▶ _INSTRUCTIONS FOR THE TASK_
Find the number of lines below in which the word "home" appears, and write that number only.

▶ _TASK MATERIAL_
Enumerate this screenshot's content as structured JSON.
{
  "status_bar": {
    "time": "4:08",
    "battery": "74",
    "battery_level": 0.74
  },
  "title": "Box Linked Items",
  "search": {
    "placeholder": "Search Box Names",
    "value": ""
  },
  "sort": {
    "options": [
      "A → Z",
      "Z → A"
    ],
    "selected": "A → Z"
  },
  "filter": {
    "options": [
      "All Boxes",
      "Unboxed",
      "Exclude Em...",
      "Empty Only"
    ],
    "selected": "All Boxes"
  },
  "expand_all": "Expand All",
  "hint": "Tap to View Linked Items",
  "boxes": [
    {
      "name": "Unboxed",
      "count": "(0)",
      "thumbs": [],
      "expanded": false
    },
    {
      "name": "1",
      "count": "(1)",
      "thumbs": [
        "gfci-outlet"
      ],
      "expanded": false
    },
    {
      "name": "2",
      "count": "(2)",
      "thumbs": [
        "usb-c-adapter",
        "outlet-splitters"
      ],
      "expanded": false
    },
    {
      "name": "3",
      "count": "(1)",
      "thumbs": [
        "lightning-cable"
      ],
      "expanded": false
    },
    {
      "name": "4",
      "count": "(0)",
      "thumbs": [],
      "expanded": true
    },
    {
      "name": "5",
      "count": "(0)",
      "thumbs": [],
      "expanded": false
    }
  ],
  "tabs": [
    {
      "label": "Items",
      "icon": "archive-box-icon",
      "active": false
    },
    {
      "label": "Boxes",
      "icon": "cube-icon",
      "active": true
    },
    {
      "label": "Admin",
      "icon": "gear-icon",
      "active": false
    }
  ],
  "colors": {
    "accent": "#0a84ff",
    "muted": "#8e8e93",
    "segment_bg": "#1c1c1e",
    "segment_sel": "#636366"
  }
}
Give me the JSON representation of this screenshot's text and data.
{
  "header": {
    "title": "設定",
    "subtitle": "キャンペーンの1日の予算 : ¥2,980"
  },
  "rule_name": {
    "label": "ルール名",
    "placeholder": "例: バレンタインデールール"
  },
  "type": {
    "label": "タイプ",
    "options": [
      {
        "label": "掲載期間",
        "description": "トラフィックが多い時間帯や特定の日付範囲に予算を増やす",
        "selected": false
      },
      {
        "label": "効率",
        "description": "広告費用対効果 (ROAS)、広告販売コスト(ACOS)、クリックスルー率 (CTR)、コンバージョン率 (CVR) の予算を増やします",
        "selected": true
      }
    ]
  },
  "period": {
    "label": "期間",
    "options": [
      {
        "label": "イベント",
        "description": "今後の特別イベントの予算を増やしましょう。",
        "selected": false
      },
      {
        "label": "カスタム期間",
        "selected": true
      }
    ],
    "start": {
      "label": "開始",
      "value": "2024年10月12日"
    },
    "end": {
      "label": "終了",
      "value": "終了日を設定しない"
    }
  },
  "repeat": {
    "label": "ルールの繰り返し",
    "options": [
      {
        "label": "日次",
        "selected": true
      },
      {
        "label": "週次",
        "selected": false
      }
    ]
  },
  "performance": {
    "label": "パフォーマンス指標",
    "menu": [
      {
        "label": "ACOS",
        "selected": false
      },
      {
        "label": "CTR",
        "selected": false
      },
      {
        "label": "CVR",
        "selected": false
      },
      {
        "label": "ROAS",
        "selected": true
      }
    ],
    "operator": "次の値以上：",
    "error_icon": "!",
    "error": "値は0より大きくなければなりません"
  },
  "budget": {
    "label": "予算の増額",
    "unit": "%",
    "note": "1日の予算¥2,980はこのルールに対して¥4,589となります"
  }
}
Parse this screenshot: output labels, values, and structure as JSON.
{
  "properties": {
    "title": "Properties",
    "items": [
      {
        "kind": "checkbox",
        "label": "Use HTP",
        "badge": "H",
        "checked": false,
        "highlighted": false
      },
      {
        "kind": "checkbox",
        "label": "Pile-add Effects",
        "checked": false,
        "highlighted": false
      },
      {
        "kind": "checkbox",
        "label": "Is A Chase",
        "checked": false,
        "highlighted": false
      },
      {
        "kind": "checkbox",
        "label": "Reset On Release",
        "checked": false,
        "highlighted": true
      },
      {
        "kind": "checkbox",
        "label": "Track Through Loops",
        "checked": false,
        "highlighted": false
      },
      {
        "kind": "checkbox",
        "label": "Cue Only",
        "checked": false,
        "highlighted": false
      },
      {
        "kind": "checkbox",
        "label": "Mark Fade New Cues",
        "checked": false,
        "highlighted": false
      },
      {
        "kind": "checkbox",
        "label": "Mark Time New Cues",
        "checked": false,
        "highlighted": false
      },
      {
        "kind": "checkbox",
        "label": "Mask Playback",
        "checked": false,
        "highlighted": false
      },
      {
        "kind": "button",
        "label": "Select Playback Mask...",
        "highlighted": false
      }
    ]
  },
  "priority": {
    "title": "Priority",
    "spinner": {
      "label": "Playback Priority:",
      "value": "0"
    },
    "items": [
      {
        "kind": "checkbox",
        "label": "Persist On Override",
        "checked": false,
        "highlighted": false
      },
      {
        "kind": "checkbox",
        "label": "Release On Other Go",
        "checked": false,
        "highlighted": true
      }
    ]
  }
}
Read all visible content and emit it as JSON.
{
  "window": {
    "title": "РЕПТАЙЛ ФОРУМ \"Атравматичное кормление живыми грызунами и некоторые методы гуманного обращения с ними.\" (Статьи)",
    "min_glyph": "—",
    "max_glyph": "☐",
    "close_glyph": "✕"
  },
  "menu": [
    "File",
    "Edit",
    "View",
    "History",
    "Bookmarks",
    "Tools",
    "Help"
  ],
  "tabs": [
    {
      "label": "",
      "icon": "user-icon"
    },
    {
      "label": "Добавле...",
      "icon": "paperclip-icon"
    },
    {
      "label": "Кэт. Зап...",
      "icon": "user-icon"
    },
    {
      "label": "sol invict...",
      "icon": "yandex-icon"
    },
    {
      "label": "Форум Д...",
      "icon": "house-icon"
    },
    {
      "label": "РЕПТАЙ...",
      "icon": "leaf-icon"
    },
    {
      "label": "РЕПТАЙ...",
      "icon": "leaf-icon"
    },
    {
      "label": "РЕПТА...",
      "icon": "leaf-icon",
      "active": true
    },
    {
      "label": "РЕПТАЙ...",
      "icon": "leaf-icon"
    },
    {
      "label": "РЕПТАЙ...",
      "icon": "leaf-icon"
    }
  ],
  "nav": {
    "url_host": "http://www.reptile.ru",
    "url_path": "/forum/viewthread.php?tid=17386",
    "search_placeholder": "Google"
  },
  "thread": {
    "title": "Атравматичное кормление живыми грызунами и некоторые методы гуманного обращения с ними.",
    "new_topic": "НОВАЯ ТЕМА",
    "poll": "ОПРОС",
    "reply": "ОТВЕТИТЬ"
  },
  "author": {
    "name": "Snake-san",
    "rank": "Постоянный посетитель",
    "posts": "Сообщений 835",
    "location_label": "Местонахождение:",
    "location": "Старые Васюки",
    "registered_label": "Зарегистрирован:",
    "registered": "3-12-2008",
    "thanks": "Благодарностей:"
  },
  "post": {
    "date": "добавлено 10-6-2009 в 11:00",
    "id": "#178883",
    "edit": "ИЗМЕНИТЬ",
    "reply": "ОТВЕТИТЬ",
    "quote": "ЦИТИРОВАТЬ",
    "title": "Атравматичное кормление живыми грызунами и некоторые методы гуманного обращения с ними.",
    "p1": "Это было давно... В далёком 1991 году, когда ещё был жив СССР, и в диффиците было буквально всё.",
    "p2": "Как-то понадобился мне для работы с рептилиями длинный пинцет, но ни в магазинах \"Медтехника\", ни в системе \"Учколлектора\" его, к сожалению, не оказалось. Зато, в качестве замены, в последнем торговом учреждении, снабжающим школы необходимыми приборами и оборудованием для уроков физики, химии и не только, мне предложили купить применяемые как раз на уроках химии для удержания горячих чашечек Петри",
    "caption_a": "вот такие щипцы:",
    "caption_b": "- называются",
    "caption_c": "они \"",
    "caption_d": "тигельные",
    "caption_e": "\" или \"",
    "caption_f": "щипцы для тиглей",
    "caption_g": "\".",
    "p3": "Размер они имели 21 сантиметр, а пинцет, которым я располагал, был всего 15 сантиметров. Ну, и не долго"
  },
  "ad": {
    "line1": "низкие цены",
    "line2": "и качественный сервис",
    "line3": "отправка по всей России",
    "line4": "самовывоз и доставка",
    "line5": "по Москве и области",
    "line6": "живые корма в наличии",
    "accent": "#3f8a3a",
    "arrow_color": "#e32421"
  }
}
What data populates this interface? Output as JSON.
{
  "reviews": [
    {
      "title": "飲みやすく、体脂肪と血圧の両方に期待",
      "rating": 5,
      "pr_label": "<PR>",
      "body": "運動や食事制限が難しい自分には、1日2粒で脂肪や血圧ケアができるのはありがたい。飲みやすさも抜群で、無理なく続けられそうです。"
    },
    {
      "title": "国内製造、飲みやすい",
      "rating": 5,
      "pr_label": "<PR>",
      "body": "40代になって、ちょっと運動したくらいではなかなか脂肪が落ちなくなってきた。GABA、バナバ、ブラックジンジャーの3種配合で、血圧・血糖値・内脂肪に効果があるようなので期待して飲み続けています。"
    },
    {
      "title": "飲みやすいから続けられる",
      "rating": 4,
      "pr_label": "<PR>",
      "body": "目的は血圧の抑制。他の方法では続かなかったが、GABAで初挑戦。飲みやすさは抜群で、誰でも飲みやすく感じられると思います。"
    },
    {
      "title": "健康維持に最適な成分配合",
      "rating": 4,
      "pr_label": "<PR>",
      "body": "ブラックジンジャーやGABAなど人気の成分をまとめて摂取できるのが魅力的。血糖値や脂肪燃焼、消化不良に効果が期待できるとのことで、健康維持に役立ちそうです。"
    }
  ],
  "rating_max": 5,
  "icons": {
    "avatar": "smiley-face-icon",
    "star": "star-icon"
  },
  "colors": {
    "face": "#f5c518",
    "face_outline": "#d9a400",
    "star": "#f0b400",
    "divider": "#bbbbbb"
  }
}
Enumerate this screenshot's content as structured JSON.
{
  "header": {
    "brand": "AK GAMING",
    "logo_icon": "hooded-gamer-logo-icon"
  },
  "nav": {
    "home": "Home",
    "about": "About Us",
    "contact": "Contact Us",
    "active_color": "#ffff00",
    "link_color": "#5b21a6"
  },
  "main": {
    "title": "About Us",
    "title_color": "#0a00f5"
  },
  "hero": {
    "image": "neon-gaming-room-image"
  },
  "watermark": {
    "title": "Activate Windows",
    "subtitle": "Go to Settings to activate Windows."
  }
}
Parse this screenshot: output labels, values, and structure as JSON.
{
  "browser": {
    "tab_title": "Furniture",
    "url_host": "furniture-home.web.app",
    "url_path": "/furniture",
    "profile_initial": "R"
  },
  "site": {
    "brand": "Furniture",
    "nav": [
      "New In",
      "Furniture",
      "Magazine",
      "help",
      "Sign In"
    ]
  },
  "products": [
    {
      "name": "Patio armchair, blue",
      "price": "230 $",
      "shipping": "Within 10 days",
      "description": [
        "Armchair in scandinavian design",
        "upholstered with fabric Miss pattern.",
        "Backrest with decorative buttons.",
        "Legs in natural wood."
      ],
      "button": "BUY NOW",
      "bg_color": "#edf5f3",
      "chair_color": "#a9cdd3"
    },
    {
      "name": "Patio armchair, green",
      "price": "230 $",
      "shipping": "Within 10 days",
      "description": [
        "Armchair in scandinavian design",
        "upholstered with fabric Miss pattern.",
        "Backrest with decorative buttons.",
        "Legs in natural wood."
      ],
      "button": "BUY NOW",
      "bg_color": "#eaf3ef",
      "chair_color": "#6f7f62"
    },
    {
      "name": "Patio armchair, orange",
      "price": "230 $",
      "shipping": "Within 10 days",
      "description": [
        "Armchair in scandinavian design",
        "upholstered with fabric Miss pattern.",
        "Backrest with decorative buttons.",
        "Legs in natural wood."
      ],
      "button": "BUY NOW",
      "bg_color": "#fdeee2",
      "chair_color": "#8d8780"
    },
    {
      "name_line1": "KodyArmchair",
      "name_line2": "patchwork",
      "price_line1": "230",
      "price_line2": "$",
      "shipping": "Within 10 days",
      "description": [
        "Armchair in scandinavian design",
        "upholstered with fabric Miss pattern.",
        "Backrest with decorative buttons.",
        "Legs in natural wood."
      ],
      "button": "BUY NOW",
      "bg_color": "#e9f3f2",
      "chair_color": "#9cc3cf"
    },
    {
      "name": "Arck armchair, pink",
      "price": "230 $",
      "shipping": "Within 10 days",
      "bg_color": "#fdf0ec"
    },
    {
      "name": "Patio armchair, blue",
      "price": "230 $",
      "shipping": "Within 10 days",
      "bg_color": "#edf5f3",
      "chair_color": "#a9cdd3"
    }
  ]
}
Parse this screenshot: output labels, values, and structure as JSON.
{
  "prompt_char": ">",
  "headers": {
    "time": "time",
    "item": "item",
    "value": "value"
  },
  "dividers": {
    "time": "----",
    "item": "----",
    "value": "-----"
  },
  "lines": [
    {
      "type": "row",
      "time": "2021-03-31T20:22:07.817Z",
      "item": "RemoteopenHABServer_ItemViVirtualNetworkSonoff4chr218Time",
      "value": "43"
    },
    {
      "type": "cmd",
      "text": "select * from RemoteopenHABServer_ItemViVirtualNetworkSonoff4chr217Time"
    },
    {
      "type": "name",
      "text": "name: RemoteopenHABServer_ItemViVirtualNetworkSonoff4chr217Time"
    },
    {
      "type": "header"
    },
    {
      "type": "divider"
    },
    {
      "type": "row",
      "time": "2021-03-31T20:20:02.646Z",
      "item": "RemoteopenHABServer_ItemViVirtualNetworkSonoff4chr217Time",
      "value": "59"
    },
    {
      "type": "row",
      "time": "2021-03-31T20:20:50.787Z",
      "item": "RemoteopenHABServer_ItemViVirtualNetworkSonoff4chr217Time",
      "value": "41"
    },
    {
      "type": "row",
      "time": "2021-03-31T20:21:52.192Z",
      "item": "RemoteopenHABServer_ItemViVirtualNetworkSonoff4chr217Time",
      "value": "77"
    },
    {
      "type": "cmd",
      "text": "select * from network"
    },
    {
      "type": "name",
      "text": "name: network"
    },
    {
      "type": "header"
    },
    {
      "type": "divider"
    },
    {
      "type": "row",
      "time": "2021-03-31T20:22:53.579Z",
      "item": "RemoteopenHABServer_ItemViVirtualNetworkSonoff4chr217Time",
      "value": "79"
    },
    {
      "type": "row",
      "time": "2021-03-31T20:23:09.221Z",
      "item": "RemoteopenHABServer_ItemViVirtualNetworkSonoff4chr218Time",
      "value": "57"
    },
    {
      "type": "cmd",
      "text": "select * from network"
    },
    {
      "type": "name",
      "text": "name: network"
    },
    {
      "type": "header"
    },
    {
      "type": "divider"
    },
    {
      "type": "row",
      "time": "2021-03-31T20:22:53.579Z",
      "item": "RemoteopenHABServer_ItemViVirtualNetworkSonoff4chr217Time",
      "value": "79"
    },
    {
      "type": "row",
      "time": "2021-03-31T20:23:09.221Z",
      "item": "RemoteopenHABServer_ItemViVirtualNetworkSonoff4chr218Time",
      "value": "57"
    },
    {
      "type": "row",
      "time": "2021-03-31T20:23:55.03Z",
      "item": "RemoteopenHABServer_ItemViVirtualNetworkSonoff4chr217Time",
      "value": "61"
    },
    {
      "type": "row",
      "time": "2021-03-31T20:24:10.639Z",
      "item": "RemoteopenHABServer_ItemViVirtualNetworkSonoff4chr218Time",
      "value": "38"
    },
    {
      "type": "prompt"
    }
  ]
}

▶ _WORKED ANSWER_
2